◆ **What the exercise asks**
Select all lines holding the word "path" from the entries that follow.

◆ **Data**
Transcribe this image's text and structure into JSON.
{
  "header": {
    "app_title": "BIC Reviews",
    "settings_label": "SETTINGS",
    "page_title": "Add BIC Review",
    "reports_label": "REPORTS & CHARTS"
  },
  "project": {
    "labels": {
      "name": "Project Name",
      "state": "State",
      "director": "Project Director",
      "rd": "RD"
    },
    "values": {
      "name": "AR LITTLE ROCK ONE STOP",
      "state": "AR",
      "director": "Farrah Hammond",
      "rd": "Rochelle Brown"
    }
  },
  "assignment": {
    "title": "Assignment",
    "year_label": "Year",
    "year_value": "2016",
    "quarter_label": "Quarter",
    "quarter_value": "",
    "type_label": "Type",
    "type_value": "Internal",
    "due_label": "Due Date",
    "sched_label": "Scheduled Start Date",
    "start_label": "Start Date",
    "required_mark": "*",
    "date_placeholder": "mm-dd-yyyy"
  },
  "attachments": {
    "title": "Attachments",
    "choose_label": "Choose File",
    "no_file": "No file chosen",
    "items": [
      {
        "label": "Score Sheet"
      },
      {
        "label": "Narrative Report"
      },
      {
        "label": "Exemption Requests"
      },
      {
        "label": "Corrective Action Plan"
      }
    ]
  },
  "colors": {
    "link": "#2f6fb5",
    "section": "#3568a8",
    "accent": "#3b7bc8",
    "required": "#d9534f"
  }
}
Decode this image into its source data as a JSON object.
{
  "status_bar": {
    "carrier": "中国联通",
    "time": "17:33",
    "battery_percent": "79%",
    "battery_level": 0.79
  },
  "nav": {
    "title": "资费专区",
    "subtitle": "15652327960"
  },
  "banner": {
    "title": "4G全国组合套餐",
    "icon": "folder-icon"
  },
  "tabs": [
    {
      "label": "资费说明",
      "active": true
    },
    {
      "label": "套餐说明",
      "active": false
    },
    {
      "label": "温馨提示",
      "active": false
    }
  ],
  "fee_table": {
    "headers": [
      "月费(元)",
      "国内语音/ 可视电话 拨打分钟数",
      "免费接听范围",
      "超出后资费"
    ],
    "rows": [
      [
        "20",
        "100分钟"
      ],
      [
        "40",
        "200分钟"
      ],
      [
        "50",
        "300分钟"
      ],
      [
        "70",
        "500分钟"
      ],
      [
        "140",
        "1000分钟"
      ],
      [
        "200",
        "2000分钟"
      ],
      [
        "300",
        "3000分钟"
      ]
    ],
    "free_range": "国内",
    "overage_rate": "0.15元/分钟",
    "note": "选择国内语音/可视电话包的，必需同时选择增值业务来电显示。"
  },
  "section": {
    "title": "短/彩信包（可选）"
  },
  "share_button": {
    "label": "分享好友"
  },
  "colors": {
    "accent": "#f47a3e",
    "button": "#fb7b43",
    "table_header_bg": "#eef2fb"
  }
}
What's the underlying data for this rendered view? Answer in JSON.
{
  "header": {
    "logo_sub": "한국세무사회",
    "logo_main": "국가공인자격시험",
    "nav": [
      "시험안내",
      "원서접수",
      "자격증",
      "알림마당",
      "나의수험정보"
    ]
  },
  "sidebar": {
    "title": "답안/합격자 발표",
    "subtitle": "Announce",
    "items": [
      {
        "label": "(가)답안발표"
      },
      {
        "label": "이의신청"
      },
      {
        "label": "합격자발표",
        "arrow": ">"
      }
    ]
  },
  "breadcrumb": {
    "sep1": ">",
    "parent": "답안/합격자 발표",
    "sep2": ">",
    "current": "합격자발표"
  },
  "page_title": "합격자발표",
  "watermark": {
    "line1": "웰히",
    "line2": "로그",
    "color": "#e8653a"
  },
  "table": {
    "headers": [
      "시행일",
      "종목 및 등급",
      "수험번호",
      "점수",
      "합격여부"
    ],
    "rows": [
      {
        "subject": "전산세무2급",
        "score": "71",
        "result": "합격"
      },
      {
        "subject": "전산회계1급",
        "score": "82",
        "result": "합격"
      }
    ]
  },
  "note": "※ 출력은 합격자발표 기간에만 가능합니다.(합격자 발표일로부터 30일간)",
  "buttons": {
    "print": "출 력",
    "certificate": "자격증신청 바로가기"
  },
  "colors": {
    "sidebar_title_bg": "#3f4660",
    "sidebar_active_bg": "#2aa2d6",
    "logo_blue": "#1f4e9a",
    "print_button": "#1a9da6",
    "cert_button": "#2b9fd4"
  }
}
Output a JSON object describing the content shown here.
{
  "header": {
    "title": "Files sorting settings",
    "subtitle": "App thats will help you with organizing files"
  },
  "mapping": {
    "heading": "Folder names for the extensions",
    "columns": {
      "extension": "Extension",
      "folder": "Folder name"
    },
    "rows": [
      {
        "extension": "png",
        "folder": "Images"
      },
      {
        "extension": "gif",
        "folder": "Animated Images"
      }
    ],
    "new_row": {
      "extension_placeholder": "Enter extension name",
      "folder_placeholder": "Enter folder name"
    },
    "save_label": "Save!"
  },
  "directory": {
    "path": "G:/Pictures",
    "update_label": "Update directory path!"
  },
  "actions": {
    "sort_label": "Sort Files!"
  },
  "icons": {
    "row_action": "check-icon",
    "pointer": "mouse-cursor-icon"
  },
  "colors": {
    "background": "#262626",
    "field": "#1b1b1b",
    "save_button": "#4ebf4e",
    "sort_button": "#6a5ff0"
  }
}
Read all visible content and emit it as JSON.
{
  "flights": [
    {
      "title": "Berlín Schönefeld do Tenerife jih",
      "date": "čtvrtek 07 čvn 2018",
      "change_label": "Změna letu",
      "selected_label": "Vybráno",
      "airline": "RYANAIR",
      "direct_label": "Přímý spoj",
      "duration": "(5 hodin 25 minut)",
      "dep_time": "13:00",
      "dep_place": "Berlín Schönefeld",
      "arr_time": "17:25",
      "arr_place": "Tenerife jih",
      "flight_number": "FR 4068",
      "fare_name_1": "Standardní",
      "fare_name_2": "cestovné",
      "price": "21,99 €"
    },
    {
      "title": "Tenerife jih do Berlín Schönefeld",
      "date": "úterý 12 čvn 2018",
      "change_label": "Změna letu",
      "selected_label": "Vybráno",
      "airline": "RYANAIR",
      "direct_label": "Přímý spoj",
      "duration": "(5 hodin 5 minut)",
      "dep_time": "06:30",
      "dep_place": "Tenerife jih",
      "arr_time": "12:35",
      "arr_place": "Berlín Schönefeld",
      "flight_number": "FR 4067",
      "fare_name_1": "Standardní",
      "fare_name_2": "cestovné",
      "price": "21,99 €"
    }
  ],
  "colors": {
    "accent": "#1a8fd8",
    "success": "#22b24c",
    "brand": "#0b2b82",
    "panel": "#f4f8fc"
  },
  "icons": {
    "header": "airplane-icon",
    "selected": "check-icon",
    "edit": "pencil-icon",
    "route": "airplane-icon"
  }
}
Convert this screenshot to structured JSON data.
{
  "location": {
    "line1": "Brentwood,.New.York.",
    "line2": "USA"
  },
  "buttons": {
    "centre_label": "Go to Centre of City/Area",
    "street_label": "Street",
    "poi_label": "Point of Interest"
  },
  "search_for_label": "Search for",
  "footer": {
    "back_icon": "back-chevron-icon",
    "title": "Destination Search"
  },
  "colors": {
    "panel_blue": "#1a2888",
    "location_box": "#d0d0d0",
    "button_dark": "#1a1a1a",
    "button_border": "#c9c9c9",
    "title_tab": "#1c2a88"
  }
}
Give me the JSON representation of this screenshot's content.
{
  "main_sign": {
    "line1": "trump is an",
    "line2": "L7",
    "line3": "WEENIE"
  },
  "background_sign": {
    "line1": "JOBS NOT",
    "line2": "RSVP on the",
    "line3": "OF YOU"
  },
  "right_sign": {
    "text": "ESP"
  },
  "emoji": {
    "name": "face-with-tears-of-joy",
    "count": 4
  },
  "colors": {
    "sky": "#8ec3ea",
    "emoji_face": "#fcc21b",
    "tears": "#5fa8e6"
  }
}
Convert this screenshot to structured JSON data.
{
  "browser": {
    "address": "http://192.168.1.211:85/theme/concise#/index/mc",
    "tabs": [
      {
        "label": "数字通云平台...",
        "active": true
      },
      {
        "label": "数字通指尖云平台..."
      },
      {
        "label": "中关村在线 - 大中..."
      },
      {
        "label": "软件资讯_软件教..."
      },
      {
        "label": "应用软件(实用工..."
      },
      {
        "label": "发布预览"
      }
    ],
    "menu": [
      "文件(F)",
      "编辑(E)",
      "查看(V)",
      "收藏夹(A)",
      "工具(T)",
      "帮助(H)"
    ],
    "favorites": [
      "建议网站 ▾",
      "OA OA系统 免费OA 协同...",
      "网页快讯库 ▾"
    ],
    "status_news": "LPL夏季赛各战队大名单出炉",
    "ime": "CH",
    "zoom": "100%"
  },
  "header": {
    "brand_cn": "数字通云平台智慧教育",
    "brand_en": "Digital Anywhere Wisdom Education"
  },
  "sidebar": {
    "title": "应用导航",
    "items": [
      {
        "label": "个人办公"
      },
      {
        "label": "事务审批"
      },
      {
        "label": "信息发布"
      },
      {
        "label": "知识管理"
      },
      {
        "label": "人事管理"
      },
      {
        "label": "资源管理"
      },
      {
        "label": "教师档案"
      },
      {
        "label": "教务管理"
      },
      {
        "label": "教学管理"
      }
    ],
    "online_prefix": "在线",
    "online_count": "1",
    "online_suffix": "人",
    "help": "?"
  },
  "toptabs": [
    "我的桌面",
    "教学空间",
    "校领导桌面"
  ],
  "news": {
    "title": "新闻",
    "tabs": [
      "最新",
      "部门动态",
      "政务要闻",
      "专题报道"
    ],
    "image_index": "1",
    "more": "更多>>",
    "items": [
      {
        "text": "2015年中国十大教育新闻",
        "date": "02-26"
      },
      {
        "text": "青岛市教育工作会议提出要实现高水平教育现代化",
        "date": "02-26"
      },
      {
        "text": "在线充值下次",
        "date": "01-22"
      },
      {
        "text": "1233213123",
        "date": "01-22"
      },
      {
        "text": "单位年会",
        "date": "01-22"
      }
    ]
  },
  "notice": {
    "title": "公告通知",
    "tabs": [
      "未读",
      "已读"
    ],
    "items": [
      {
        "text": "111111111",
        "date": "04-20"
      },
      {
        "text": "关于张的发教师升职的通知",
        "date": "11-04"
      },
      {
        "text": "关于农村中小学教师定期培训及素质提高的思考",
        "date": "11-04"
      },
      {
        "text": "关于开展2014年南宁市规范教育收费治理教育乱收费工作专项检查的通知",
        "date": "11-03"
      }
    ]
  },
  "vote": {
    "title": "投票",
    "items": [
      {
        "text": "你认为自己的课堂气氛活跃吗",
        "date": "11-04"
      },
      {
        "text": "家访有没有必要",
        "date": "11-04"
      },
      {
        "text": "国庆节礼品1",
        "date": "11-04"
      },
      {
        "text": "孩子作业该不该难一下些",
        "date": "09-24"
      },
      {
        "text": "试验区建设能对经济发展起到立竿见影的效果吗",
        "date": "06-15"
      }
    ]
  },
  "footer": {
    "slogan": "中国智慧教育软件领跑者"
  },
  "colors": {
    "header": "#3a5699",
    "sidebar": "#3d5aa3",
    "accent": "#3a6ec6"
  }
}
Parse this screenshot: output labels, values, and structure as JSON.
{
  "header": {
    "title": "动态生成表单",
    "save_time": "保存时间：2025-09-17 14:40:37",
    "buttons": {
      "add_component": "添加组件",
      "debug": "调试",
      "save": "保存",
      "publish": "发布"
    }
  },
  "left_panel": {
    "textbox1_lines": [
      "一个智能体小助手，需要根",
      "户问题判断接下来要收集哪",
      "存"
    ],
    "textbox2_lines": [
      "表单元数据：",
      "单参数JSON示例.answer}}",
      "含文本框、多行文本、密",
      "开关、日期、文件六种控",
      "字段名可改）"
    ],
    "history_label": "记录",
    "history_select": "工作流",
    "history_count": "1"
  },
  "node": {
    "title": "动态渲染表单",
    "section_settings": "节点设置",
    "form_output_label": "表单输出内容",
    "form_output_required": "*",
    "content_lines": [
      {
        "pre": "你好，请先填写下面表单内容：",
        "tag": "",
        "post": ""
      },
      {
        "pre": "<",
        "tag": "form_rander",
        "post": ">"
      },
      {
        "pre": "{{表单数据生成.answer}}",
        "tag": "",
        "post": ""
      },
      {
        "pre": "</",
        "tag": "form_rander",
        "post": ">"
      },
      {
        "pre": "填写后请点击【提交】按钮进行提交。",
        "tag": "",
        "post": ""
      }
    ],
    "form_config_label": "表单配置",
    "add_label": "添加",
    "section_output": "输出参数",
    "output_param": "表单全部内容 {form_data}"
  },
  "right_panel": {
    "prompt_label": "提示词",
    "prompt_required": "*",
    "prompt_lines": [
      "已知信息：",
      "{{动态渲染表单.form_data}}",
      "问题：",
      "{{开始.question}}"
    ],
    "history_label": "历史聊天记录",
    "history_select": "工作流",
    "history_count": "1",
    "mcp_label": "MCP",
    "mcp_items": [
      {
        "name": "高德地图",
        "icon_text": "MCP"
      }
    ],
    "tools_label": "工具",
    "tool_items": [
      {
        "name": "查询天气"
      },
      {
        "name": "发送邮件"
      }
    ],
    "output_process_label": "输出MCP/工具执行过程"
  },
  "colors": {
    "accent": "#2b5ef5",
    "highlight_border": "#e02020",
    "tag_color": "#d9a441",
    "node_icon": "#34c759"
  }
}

◆ **Exercise solution**
    "path": "G:/Pictures",
    "update_label": "Update directory path!"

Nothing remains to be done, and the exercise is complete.